Task inputs:
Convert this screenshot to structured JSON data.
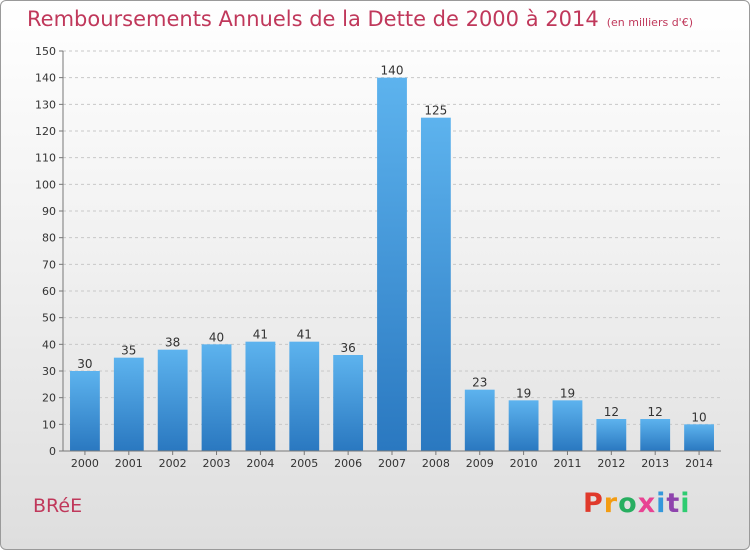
{
  "chart_data": {
    "type": "bar",
    "title": "Remboursements Annuels de la Dette de 2000 à 2014",
    "unit_label": "(en milliers d'€)",
    "categories": [
      "2000",
      "2001",
      "2002",
      "2003",
      "2004",
      "2005",
      "2006",
      "2007",
      "2008",
      "2009",
      "2010",
      "2011",
      "2012",
      "2013",
      "2014"
    ],
    "values": [
      30,
      35,
      38,
      40,
      41,
      41,
      36,
      140,
      125,
      23,
      19,
      19,
      12,
      12,
      10
    ],
    "ylim": [
      0,
      150
    ],
    "yticks": [
      0,
      10,
      20,
      30,
      40,
      50,
      60,
      70,
      80,
      90,
      100,
      110,
      120,
      130,
      140,
      150
    ],
    "grid": true,
    "legend": "none",
    "bar_color": "#3a8fd8"
  },
  "footer": {
    "commune": "BRéE",
    "brand": "Proxiti"
  },
  "colors": {
    "title": "#c0385b",
    "brand_letters": [
      "#e0392b",
      "#f39c12",
      "#27ae60",
      "#e84393",
      "#3498db",
      "#8e44ad",
      "#2ecc71"
    ]
  }
}
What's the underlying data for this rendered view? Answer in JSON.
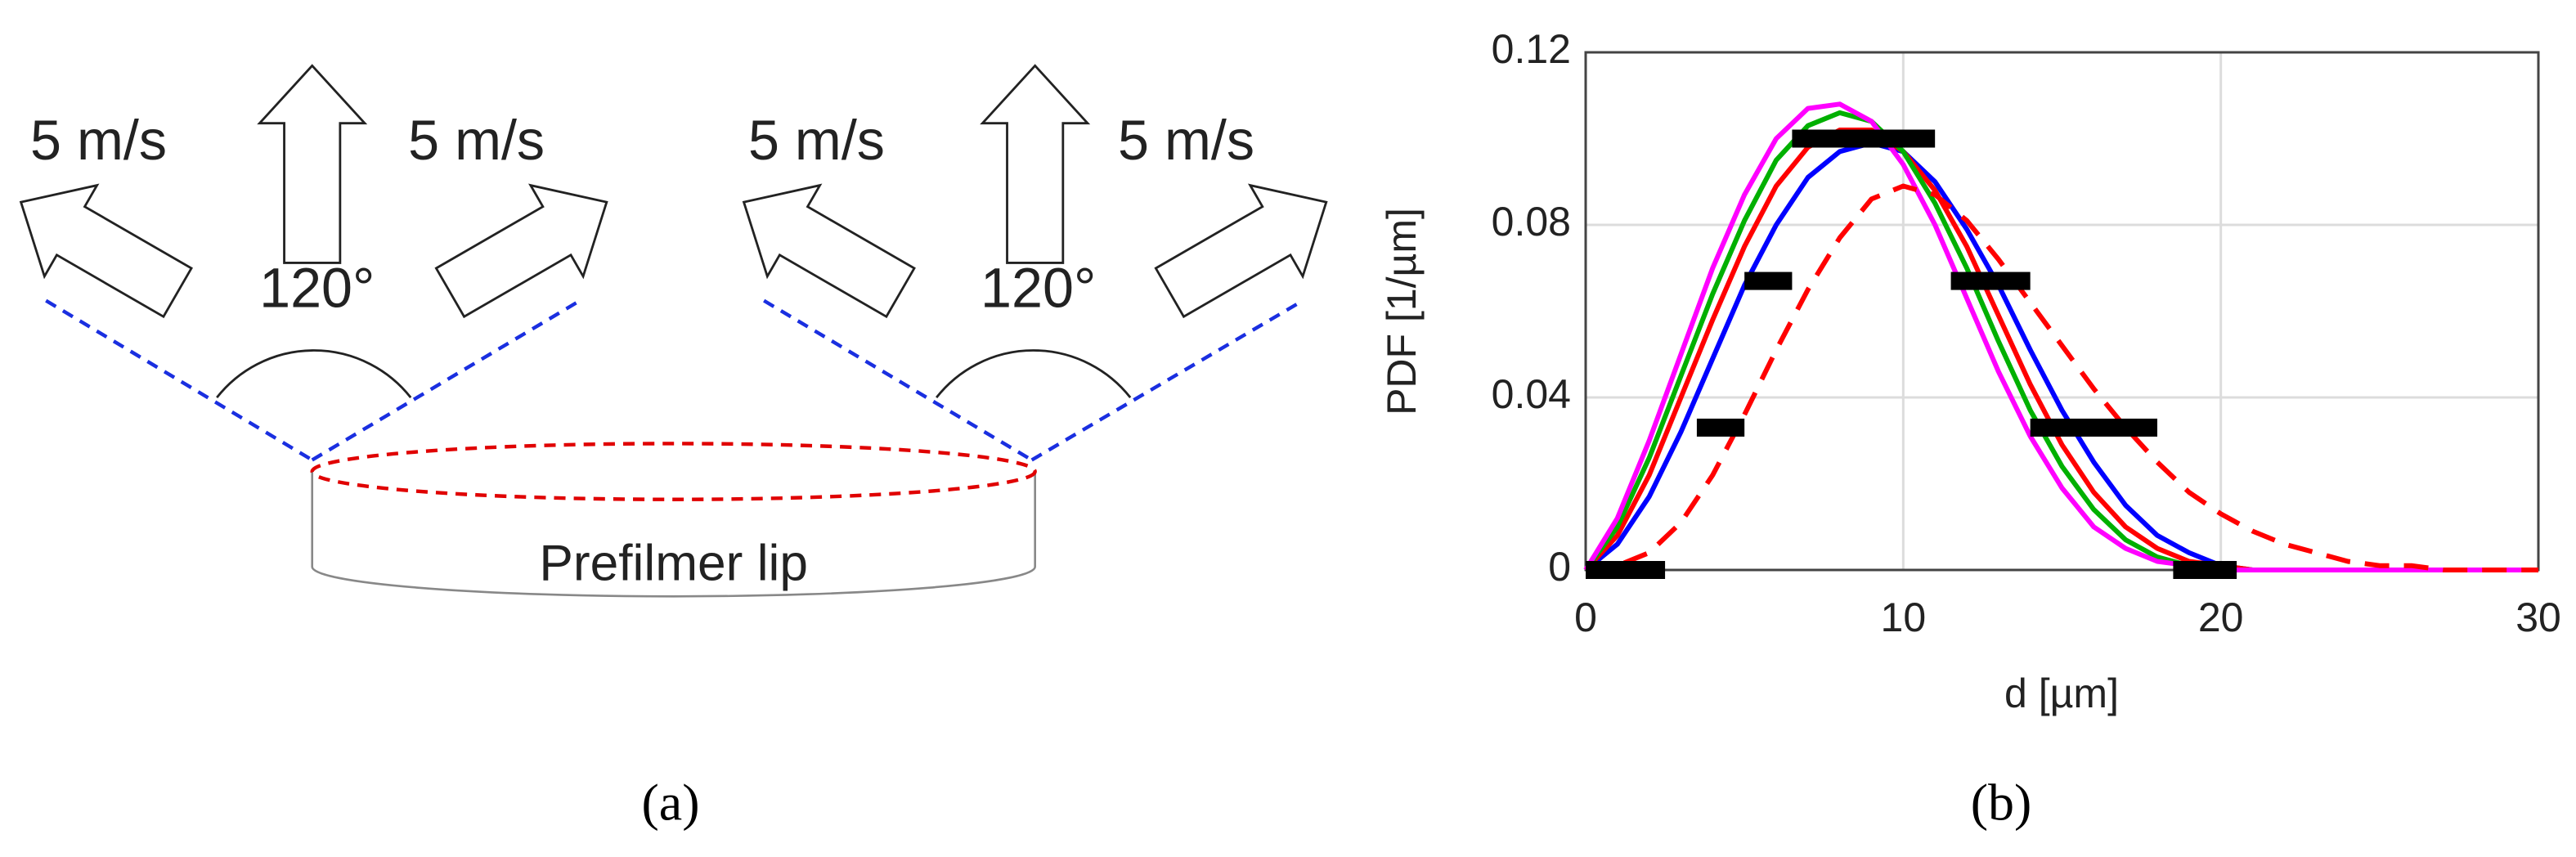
{
  "diagram": {
    "speed_labels": [
      "5 m/s",
      "5 m/s",
      "5 m/s",
      "5 m/s"
    ],
    "angle_labels": [
      "120°",
      "120°"
    ],
    "lip_label": "Prefilmer lip",
    "caption": "(a)"
  },
  "chart_data": {
    "type": "line",
    "caption": "(b)",
    "xlabel": "d [µm]",
    "ylabel": "PDF [1/µm]",
    "xlim": [
      0,
      30
    ],
    "ylim": [
      0,
      0.12
    ],
    "xticks": [
      0,
      10,
      20,
      30
    ],
    "yticks": [
      0,
      0.04,
      0.08,
      0.12
    ],
    "grid": true,
    "x": [
      0,
      1,
      2,
      3,
      4,
      5,
      6,
      7,
      8,
      9,
      10,
      11,
      12,
      13,
      14,
      15,
      16,
      17,
      18,
      19,
      20,
      21,
      22,
      23,
      24,
      25,
      26,
      27,
      28,
      29,
      30
    ],
    "series": [
      {
        "color": "#0000ff",
        "values": [
          0,
          0.006,
          0.017,
          0.032,
          0.049,
          0.066,
          0.08,
          0.091,
          0.097,
          0.099,
          0.097,
          0.09,
          0.079,
          0.066,
          0.051,
          0.037,
          0.025,
          0.015,
          0.008,
          0.004,
          0.001,
          0,
          0,
          0,
          0,
          0,
          0,
          0,
          0,
          0,
          0
        ]
      },
      {
        "color": "#ff0000",
        "values": [
          0,
          0.008,
          0.022,
          0.04,
          0.058,
          0.075,
          0.089,
          0.098,
          0.102,
          0.102,
          0.097,
          0.088,
          0.075,
          0.059,
          0.043,
          0.029,
          0.018,
          0.01,
          0.005,
          0.002,
          0.001,
          0,
          0,
          0,
          0,
          0,
          0,
          0,
          0,
          0,
          0
        ]
      },
      {
        "color": "#00b000",
        "values": [
          0,
          0.01,
          0.026,
          0.045,
          0.064,
          0.081,
          0.095,
          0.103,
          0.106,
          0.104,
          0.097,
          0.085,
          0.07,
          0.053,
          0.037,
          0.024,
          0.014,
          0.007,
          0.003,
          0.001,
          0,
          0,
          0,
          0,
          0,
          0,
          0,
          0,
          0,
          0,
          0
        ]
      },
      {
        "color": "#ff00ff",
        "values": [
          0,
          0.012,
          0.03,
          0.05,
          0.07,
          0.087,
          0.1,
          0.107,
          0.108,
          0.104,
          0.094,
          0.08,
          0.063,
          0.046,
          0.031,
          0.019,
          0.01,
          0.005,
          0.002,
          0.001,
          0,
          0,
          0,
          0,
          0,
          0,
          0,
          0,
          0,
          0,
          0
        ]
      },
      {
        "color": "#ff0000",
        "dashed": true,
        "values": [
          0,
          0.001,
          0.004,
          0.011,
          0.022,
          0.036,
          0.051,
          0.065,
          0.077,
          0.086,
          0.089,
          0.087,
          0.081,
          0.072,
          0.062,
          0.052,
          0.042,
          0.033,
          0.025,
          0.018,
          0.013,
          0.009,
          0.006,
          0.004,
          0.002,
          0.001,
          0.001,
          0,
          0,
          0,
          0
        ]
      }
    ],
    "bars": {
      "color": "#000000",
      "x_start": [
        0,
        3.5,
        5,
        6.5,
        11.5,
        14,
        18.5
      ],
      "x_end": [
        2.5,
        5,
        6.5,
        11,
        14,
        18,
        20.5
      ],
      "values": [
        0,
        0.033,
        0.067,
        0.1,
        0.067,
        0.033,
        0
      ]
    }
  }
}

What this task involves: Select all lines with the word "JSON" from the entries above.

Result for this task:
Convert this screenshot to structured JSON data.
What's the underlying data for this rendered view? Answer in JSON.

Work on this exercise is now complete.